* **What the exercise asks**
Count every line of the material that holds the string "W₂Fe₄Ta₂O₁₇". Respond with the total only.

(Supplied data Opens)

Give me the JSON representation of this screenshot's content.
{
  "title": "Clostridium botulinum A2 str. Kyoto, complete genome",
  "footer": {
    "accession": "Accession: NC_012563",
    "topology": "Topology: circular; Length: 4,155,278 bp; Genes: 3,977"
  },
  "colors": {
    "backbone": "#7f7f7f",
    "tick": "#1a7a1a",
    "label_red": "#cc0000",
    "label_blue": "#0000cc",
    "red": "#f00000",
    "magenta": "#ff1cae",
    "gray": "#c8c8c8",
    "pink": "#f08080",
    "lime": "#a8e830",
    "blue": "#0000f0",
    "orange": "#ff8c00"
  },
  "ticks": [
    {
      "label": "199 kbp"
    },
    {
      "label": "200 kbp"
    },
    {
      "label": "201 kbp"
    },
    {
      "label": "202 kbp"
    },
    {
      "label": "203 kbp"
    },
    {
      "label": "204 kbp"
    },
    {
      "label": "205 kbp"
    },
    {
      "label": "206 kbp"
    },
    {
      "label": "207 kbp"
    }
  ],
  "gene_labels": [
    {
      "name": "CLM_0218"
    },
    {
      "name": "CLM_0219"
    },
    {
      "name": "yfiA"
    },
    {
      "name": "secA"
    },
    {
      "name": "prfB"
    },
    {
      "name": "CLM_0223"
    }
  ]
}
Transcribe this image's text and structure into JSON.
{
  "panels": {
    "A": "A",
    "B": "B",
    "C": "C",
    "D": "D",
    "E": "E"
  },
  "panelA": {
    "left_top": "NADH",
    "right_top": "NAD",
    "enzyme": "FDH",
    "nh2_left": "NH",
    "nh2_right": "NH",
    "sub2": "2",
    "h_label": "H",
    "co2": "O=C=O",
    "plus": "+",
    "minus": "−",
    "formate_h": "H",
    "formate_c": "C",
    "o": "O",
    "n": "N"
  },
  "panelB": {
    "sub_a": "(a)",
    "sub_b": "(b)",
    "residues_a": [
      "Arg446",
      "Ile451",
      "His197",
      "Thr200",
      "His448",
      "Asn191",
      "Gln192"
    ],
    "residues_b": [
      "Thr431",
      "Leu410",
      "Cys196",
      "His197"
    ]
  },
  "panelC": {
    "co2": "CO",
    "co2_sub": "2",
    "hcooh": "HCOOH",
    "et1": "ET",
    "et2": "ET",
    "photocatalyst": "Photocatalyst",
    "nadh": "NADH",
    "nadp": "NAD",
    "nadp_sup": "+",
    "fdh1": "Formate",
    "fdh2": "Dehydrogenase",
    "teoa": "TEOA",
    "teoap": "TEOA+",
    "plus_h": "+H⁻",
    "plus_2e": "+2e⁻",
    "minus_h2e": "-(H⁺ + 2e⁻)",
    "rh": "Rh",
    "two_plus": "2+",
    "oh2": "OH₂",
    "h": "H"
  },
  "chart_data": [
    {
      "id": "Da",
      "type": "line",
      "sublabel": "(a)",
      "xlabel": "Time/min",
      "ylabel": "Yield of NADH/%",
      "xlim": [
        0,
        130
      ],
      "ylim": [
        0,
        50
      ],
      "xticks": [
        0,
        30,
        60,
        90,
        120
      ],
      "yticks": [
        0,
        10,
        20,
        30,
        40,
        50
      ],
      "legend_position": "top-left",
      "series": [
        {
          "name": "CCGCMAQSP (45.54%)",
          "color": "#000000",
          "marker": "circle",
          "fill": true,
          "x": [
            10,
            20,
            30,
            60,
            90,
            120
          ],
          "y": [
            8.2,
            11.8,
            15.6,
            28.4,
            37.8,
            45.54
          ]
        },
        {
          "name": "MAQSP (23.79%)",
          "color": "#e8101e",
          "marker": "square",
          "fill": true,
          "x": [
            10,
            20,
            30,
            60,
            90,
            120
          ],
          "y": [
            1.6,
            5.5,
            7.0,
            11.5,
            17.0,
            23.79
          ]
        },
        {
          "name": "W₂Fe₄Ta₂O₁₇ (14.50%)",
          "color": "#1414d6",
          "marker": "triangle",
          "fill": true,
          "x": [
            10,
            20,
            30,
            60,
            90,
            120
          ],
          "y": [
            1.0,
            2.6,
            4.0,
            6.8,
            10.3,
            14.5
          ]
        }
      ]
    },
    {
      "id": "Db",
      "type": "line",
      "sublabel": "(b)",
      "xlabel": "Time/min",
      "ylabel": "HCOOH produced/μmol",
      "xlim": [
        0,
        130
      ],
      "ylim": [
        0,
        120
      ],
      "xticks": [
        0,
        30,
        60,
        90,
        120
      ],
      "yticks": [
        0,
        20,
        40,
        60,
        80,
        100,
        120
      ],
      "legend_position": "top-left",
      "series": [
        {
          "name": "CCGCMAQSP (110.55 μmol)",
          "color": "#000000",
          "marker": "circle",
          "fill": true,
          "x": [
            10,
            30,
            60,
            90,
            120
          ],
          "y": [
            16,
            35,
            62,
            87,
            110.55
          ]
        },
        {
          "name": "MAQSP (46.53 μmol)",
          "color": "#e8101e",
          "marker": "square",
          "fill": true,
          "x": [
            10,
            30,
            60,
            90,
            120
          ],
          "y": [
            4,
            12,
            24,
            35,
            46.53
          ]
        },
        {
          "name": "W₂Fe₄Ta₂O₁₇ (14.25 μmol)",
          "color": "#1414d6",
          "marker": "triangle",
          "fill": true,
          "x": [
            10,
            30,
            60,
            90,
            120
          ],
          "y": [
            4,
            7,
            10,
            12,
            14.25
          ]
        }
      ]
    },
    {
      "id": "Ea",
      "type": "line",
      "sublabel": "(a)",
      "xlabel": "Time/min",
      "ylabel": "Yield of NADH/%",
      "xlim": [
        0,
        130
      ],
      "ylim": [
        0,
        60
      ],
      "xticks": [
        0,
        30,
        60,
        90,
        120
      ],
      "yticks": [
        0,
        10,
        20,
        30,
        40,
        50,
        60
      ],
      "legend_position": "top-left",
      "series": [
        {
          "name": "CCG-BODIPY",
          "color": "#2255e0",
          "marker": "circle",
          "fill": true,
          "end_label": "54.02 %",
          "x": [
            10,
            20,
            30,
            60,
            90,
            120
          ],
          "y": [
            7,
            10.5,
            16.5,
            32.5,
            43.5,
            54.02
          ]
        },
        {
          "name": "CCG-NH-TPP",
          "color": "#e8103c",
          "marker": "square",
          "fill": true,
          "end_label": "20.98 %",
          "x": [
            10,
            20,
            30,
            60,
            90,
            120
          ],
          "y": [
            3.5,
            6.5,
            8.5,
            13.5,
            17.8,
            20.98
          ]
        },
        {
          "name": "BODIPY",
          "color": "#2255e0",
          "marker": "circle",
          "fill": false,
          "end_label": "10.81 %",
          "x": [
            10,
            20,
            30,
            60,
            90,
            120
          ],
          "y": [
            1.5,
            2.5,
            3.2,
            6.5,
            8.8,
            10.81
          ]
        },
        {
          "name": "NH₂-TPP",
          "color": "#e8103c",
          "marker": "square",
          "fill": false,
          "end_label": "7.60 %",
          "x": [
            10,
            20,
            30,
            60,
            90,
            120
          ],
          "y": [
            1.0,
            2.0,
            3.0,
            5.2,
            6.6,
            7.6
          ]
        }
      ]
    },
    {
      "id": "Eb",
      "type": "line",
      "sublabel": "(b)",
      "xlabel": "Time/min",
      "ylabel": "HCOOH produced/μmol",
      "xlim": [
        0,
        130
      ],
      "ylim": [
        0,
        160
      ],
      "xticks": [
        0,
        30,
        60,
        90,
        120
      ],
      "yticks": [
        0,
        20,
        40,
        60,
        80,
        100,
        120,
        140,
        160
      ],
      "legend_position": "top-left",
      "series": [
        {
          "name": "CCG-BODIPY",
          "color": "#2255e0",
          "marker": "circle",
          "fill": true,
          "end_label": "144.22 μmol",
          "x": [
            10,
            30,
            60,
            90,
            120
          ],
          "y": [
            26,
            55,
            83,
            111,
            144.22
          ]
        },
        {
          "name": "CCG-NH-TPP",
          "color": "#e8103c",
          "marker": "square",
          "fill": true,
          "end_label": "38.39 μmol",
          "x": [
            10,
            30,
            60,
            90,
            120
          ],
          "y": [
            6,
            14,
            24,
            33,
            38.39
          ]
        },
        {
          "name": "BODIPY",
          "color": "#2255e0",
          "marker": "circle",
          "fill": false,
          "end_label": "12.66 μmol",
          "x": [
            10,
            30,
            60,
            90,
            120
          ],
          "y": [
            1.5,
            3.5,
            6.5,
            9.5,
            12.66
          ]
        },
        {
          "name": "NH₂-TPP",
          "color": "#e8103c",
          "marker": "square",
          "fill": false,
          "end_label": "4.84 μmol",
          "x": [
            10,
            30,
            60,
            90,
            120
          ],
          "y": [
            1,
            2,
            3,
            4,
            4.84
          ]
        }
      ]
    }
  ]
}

(Supplied data Closes)

* **Answer to the exercise**
2